# What you need to do
Write only the number of lines in the records beneath that hold "from".

# Exercise data
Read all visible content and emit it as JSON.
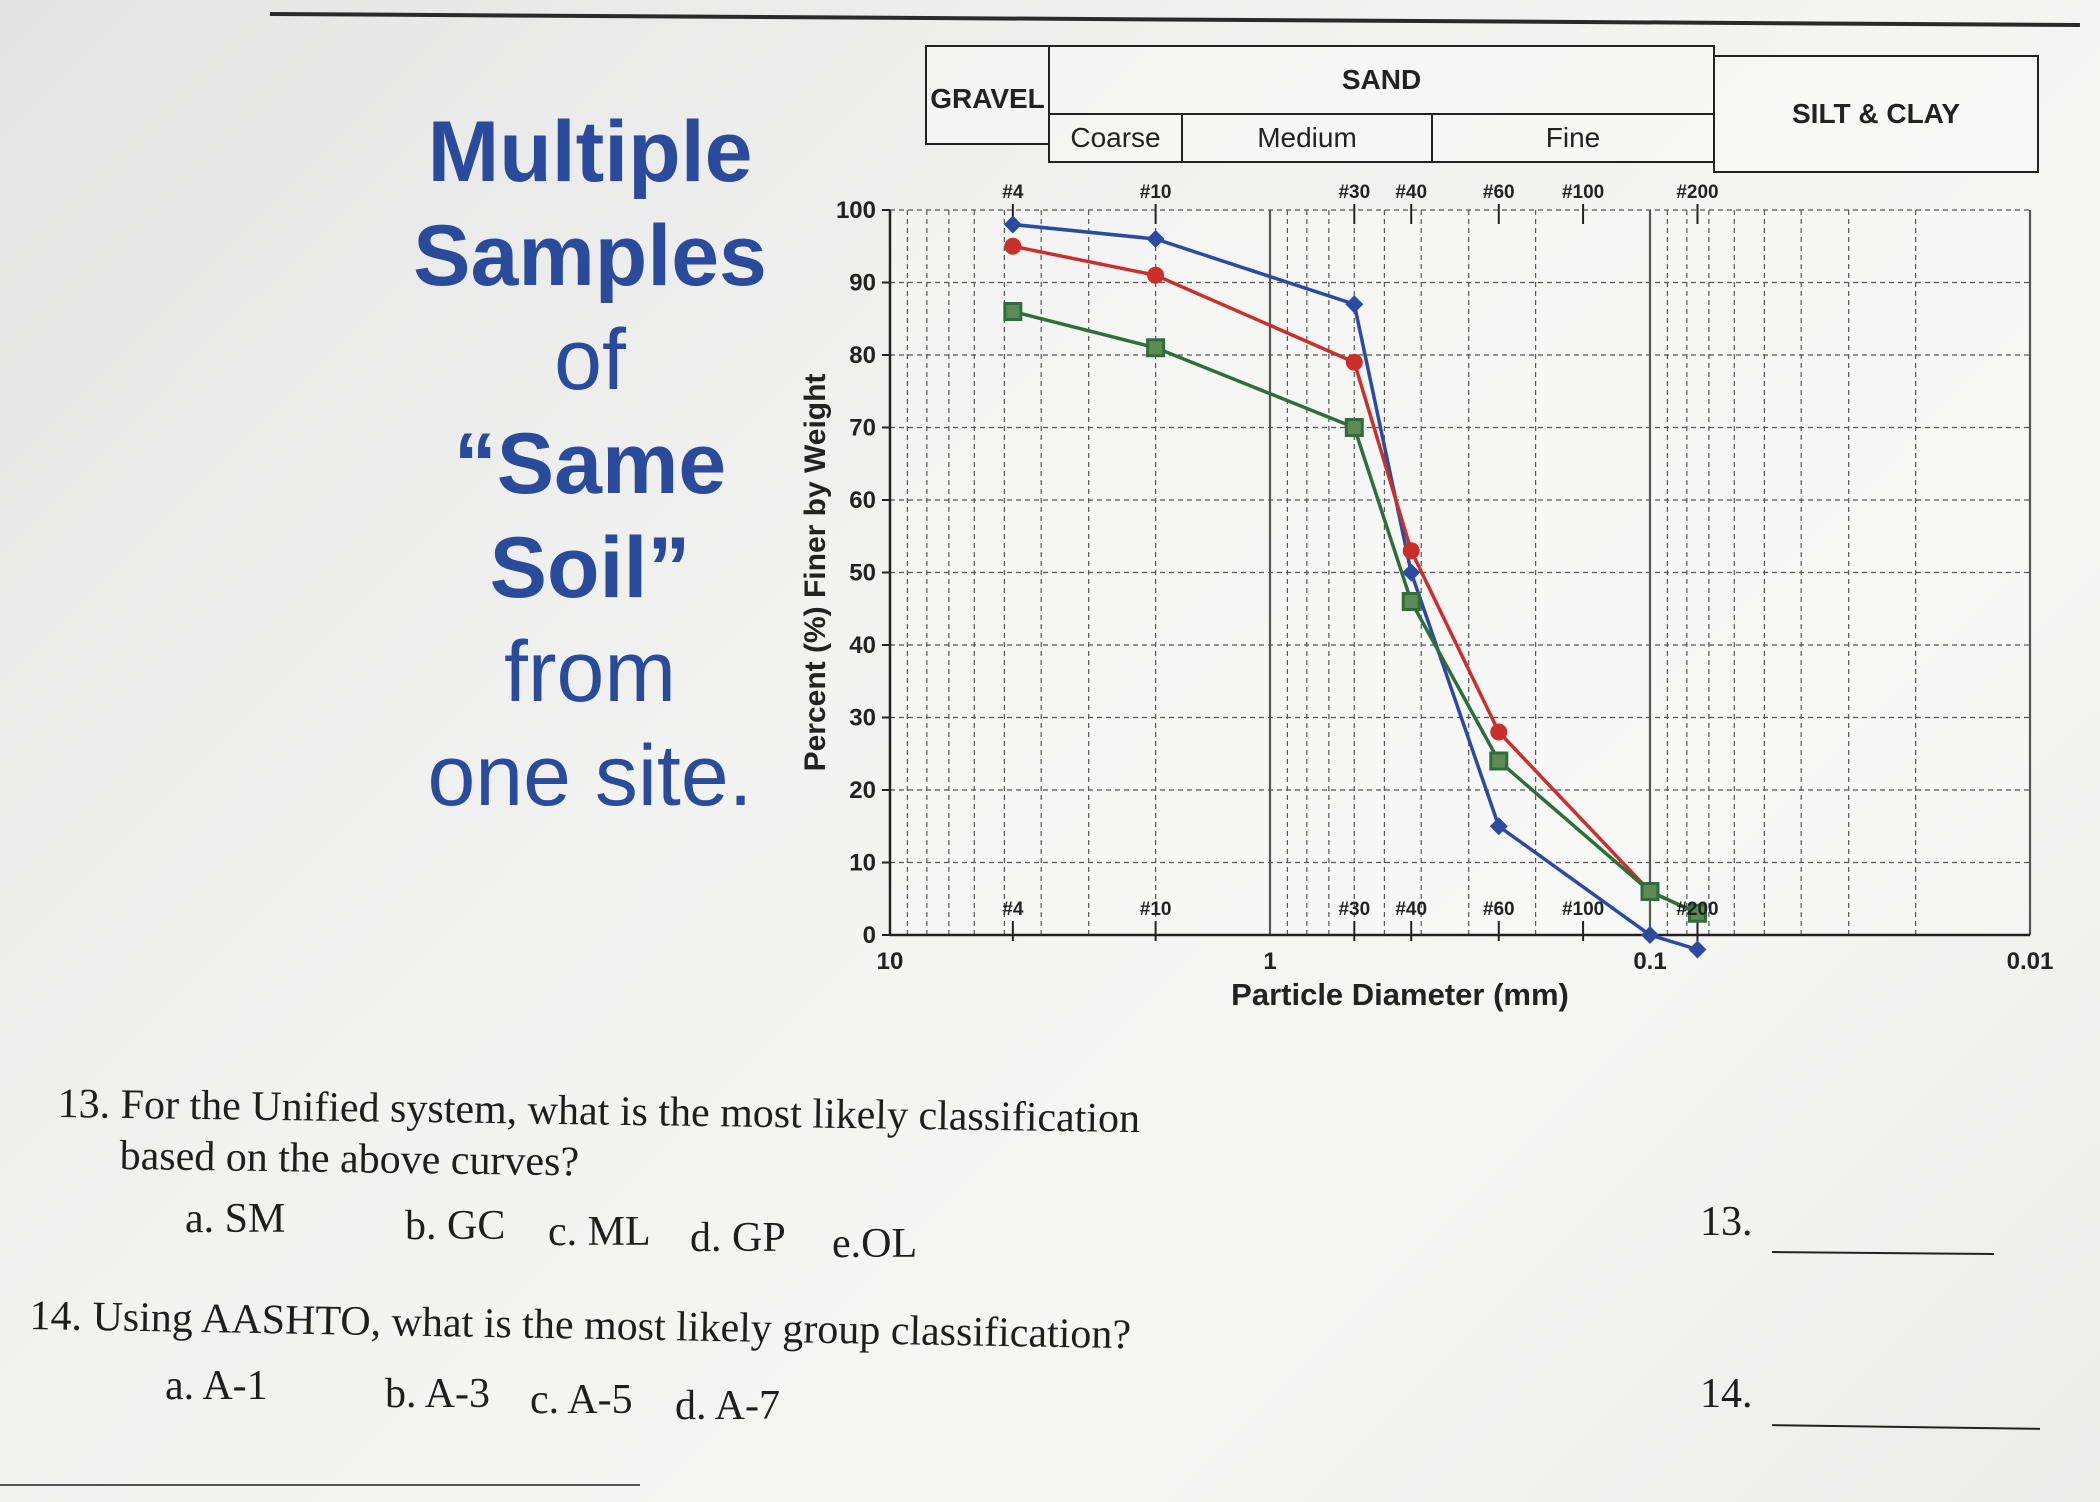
{
  "title_lines": [
    "Multiple",
    "Samples",
    "of",
    "“Same",
    "Soil”",
    "from",
    "one site."
  ],
  "classification_header": {
    "gravel": "GRAVEL",
    "sand": "SAND",
    "silt_clay": "SILT & CLAY",
    "coarse": "Coarse",
    "medium": "Medium",
    "fine": "Fine"
  },
  "chart_data": {
    "type": "line",
    "xlabel": "Particle Diameter (mm)",
    "ylabel": "Percent (%) Finer by Weight",
    "x_scale": "log",
    "x_reversed": true,
    "xlim": [
      10,
      0.01
    ],
    "ylim": [
      0,
      100
    ],
    "grid": true,
    "x_tick_labels": [
      {
        "x": 10,
        "label": "10"
      },
      {
        "x": 1,
        "label": "1"
      },
      {
        "x": 0.1,
        "label": "0.1"
      },
      {
        "x": 0.01,
        "label": "0.01"
      }
    ],
    "y_ticks": [
      0,
      10,
      20,
      30,
      40,
      50,
      60,
      70,
      80,
      90,
      100
    ],
    "sieves": [
      {
        "label": "#4",
        "x": 4.75
      },
      {
        "label": "#10",
        "x": 2.0
      },
      {
        "label": "#30",
        "x": 0.6
      },
      {
        "label": "#40",
        "x": 0.425
      },
      {
        "label": "#60",
        "x": 0.25
      },
      {
        "label": "#100",
        "x": 0.15
      },
      {
        "label": "#200",
        "x": 0.075
      }
    ],
    "series": [
      {
        "color": "#2b4aa0",
        "marker": "diamond",
        "x": [
          4.75,
          2.0,
          0.6,
          0.425,
          0.25,
          0.1,
          0.075
        ],
        "y": [
          98,
          96,
          87,
          50,
          15,
          0,
          -2
        ]
      },
      {
        "color": "#c9302c",
        "marker": "circle",
        "x": [
          4.75,
          2.0,
          0.6,
          0.425,
          0.25,
          0.1,
          0.075
        ],
        "y": [
          95,
          91,
          79,
          53,
          28,
          6,
          3
        ]
      },
      {
        "color": "#2e6e3a",
        "marker": "square",
        "x": [
          4.75,
          2.0,
          0.6,
          0.425,
          0.25,
          0.1,
          0.075
        ],
        "y": [
          86,
          81,
          70,
          46,
          24,
          6,
          3
        ]
      }
    ]
  },
  "questions": {
    "q13": {
      "line1": "13. For the Unified system, what is the most likely classification",
      "line2": "based on the above curves?",
      "options": [
        "a.   SM",
        "b. GC",
        "c. ML",
        "d. GP",
        "e.OL"
      ],
      "number": "13."
    },
    "q14": {
      "line1": "14. Using AASHTO, what is the most likely group classification?",
      "options": [
        "a.   A-1",
        "b. A-3",
        "c. A-5",
        "d. A-7"
      ],
      "number": "14."
    }
  }
}
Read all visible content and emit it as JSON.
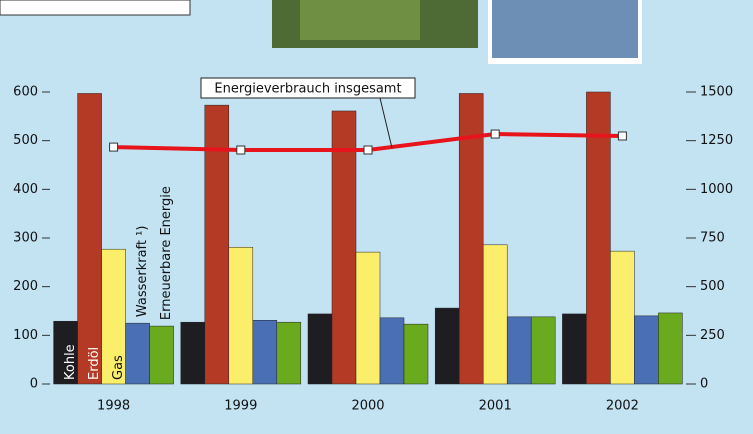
{
  "chart_data": {
    "type": "bar",
    "categories": [
      "1998",
      "1999",
      "2000",
      "2001",
      "2002"
    ],
    "series": [
      {
        "name": "Kohle",
        "color": "#1e1e22",
        "values": [
          129,
          127,
          144,
          156,
          144
        ]
      },
      {
        "name": "Erdöl",
        "color": "#b53a26",
        "values": [
          597,
          573,
          561,
          597,
          600
        ]
      },
      {
        "name": "Gas",
        "color": "#fbee6a",
        "values": [
          277,
          281,
          271,
          286,
          273
        ]
      },
      {
        "name": "Wasserkraft ¹)",
        "color": "#4a6fb5",
        "values": [
          125,
          131,
          136,
          138,
          140
        ]
      },
      {
        "name": "Erneuerbare Energie",
        "color": "#6aaa1f",
        "values": [
          119,
          127,
          123,
          138,
          146
        ]
      },
      {
        "name": "Energieverbrauch insgesamt",
        "color": "#e8141b",
        "type": "line",
        "axis": "y2",
        "values": [
          1217,
          1202,
          1202,
          1284,
          1274
        ]
      }
    ],
    "ylim": [
      0,
      600
    ],
    "yticks": [
      0,
      100,
      200,
      300,
      400,
      500,
      600
    ],
    "y2lim": [
      0,
      1500
    ],
    "y2ticks": [
      0,
      250,
      500,
      750,
      1000,
      1250,
      1500
    ]
  }
}
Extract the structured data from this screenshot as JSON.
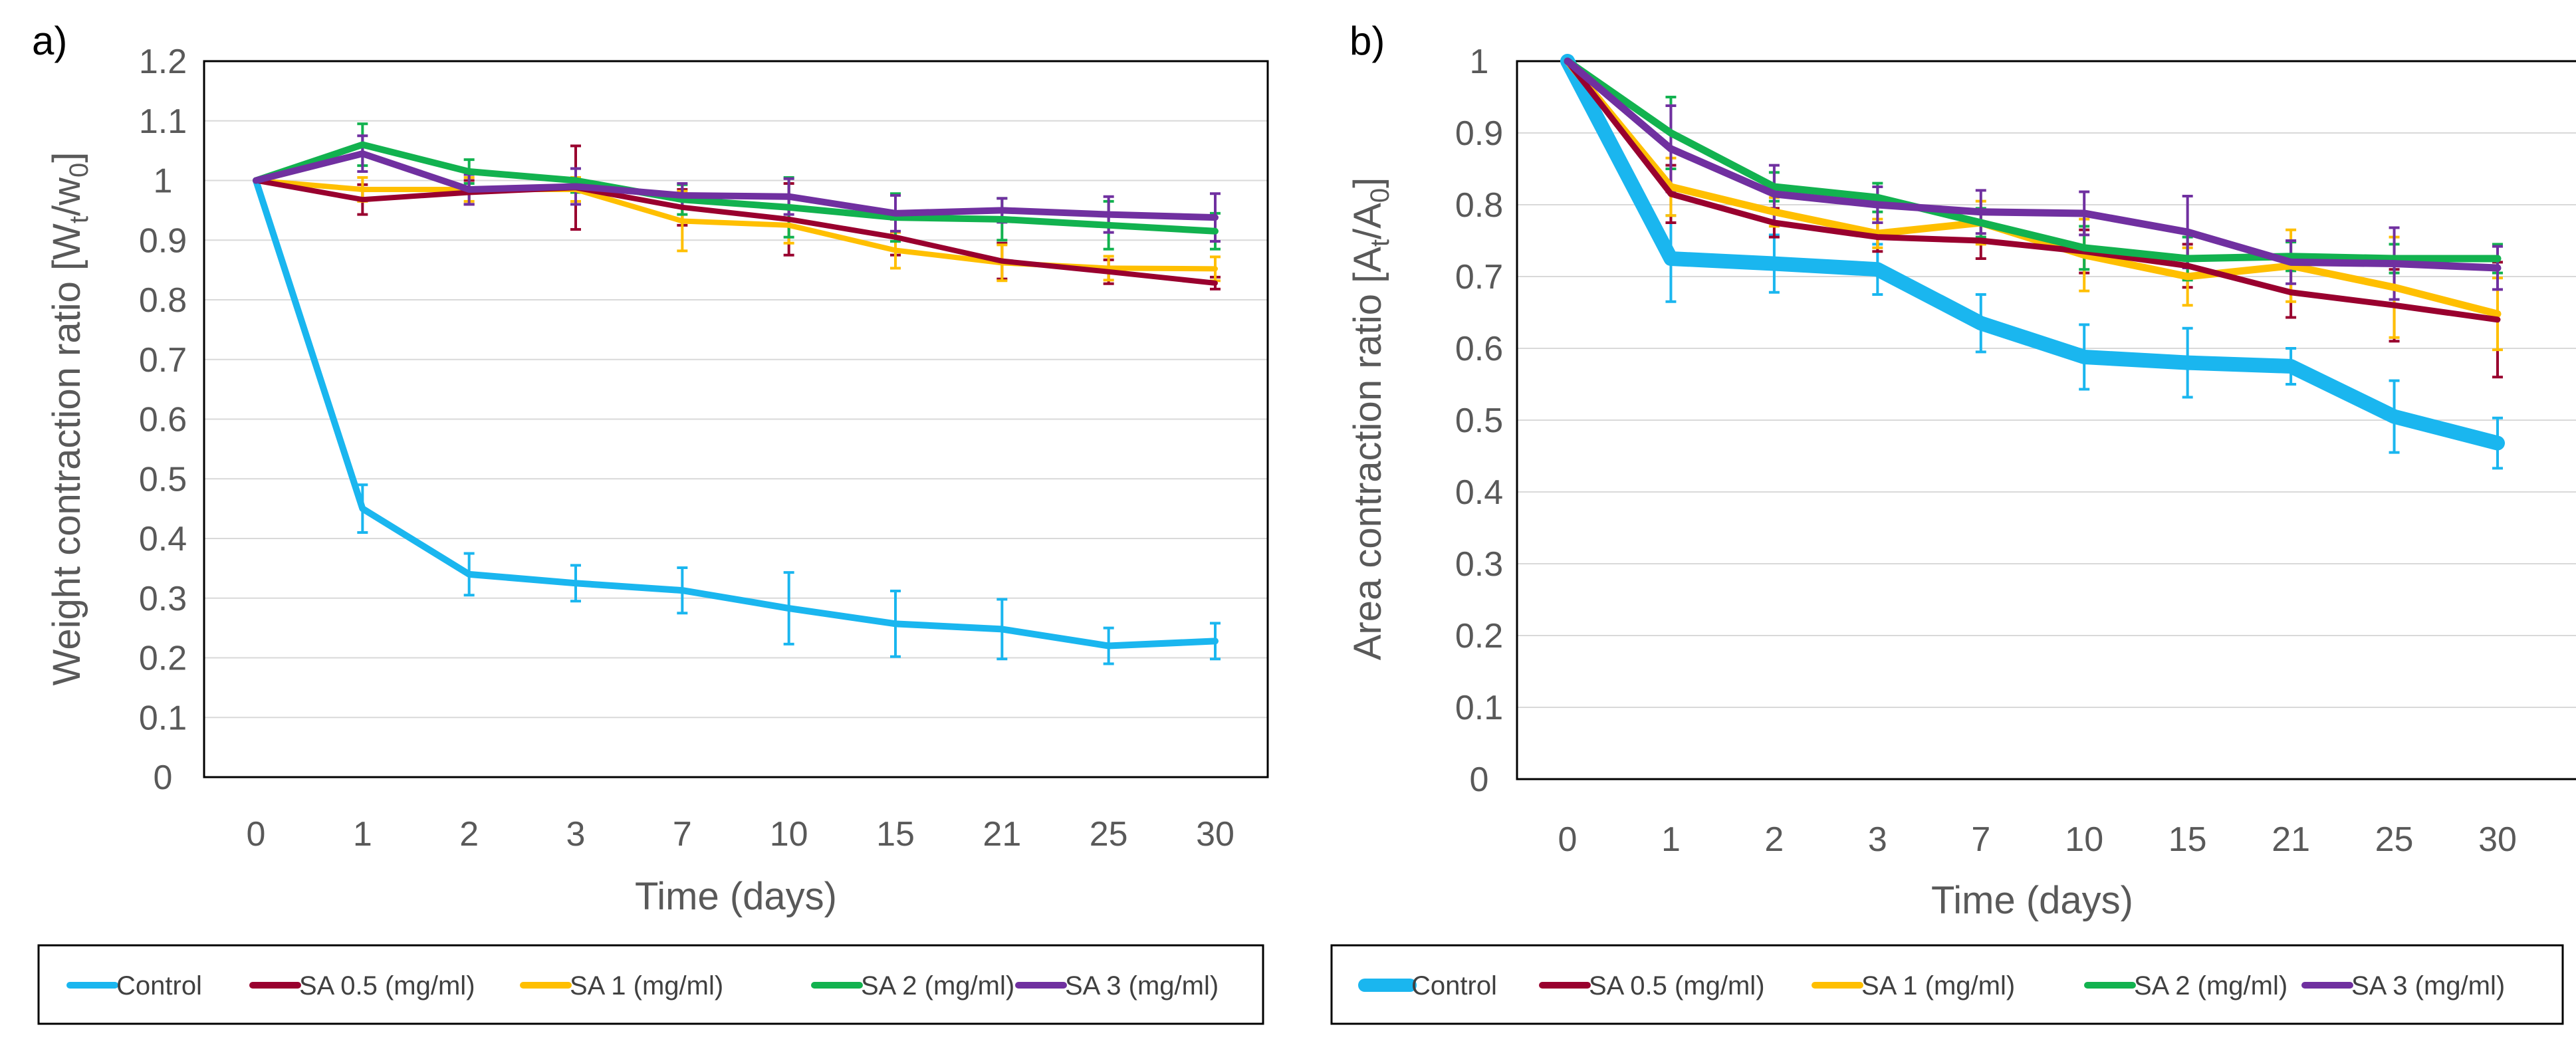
{
  "colors": {
    "Control": "#1ab6ef",
    "SA 0.5 (mg/ml)": "#99002e",
    "SA 1 (mg/ml)": "#ffbf00",
    "SA 2 (mg/ml)": "#12b24f",
    "SA 3 (mg/ml)": "#7030a0",
    "grid": "#d9d9d9",
    "frame": "#000000",
    "text": "#595959"
  },
  "chart_data": [
    {
      "type": "line",
      "panel_label": "a)",
      "xlabel": "Time (days)",
      "ylabel_main": "Weight contraction ratio [W",
      "ylabel_sub1": "t",
      "ylabel_mid": "/w",
      "ylabel_sub2": "0",
      "ylabel_end": "]",
      "ylim": [
        0,
        1.2
      ],
      "yticks": [
        "0",
        "0.1",
        "0.2",
        "0.3",
        "0.4",
        "0.5",
        "0.6",
        "0.7",
        "0.8",
        "0.9",
        "1",
        "1.1",
        "1.2"
      ],
      "categories": [
        "0",
        "1",
        "2",
        "3",
        "7",
        "10",
        "15",
        "21",
        "25",
        "30"
      ],
      "grid": true,
      "legend": "bottom",
      "series": [
        {
          "name": "Control",
          "values": [
            1,
            0.45,
            0.34,
            0.325,
            0.313,
            0.283,
            0.257,
            0.248,
            0.22,
            0.228
          ],
          "errors": [
            0,
            0.04,
            0.035,
            0.03,
            0.038,
            0.06,
            0.055,
            0.05,
            0.03,
            0.03
          ]
        },
        {
          "name": "SA 0.5 (mg/ml)",
          "values": [
            1,
            0.968,
            0.98,
            0.988,
            0.955,
            0.935,
            0.905,
            0.865,
            0.847,
            0.828
          ],
          "errors": [
            0,
            0.025,
            0.02,
            0.07,
            0.03,
            0.06,
            0.03,
            0.03,
            0.02,
            0.01
          ]
        },
        {
          "name": "SA 1 (mg/ml)",
          "values": [
            1,
            0.985,
            0.985,
            0.985,
            0.932,
            0.925,
            0.883,
            0.862,
            0.853,
            0.852
          ],
          "errors": [
            0,
            0.02,
            0.02,
            0.02,
            0.05,
            0.03,
            0.03,
            0.03,
            0.02,
            0.02
          ]
        },
        {
          "name": "SA 2 (mg/ml)",
          "values": [
            1,
            1.06,
            1.015,
            1.0,
            0.968,
            0.955,
            0.938,
            0.935,
            0.925,
            0.915
          ],
          "errors": [
            0,
            0.035,
            0.02,
            0.02,
            0.025,
            0.05,
            0.04,
            0.035,
            0.04,
            0.03
          ]
        },
        {
          "name": "SA 3 (mg/ml)",
          "values": [
            1,
            1.045,
            0.985,
            0.99,
            0.975,
            0.973,
            0.945,
            0.95,
            0.943,
            0.938
          ],
          "errors": [
            0,
            0.03,
            0.025,
            0.03,
            0.02,
            0.03,
            0.03,
            0.02,
            0.03,
            0.04
          ]
        }
      ]
    },
    {
      "type": "line",
      "panel_label": "b)",
      "xlabel": "Time (days)",
      "ylabel_main": "Area contraction ratio [A",
      "ylabel_sub1": "t",
      "ylabel_mid": "/A",
      "ylabel_sub2": "0",
      "ylabel_end": "]",
      "ylim": [
        0,
        1
      ],
      "yticks": [
        "0",
        "0.1",
        "0.2",
        "0.3",
        "0.4",
        "0.5",
        "0.6",
        "0.7",
        "0.8",
        "0.9",
        "1"
      ],
      "categories": [
        "0",
        "1",
        "2",
        "3",
        "7",
        "10",
        "15",
        "21",
        "25",
        "30"
      ],
      "grid": true,
      "legend": "bottom",
      "series": [
        {
          "name": "Control",
          "values": [
            1,
            0.725,
            0.718,
            0.71,
            0.635,
            0.588,
            0.58,
            0.575,
            0.505,
            0.468
          ],
          "errors": [
            0,
            0.06,
            0.04,
            0.035,
            0.04,
            0.045,
            0.048,
            0.025,
            0.05,
            0.035
          ]
        },
        {
          "name": "SA 0.5 (mg/ml)",
          "values": [
            1,
            0.815,
            0.775,
            0.755,
            0.75,
            0.735,
            0.715,
            0.678,
            0.66,
            0.64
          ],
          "errors": [
            0,
            0.04,
            0.02,
            0.02,
            0.025,
            0.03,
            0.03,
            0.035,
            0.05,
            0.08
          ]
        },
        {
          "name": "SA 1 (mg/ml)",
          "values": [
            1,
            0.825,
            0.79,
            0.76,
            0.775,
            0.73,
            0.7,
            0.715,
            0.685,
            0.648
          ],
          "errors": [
            0,
            0.04,
            0.02,
            0.02,
            0.03,
            0.05,
            0.04,
            0.05,
            0.07,
            0.05
          ]
        },
        {
          "name": "SA 2 (mg/ml)",
          "values": [
            1,
            0.9,
            0.825,
            0.81,
            0.775,
            0.74,
            0.725,
            0.728,
            0.725,
            0.725
          ],
          "errors": [
            0,
            0.05,
            0.02,
            0.02,
            0.02,
            0.03,
            0.03,
            0.02,
            0.02,
            0.02
          ]
        },
        {
          "name": "SA 3 (mg/ml)",
          "values": [
            1,
            0.878,
            0.815,
            0.8,
            0.79,
            0.788,
            0.762,
            0.72,
            0.718,
            0.712
          ],
          "errors": [
            0,
            0.06,
            0.04,
            0.025,
            0.03,
            0.03,
            0.05,
            0.03,
            0.05,
            0.03
          ]
        }
      ]
    }
  ]
}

# Final answer
2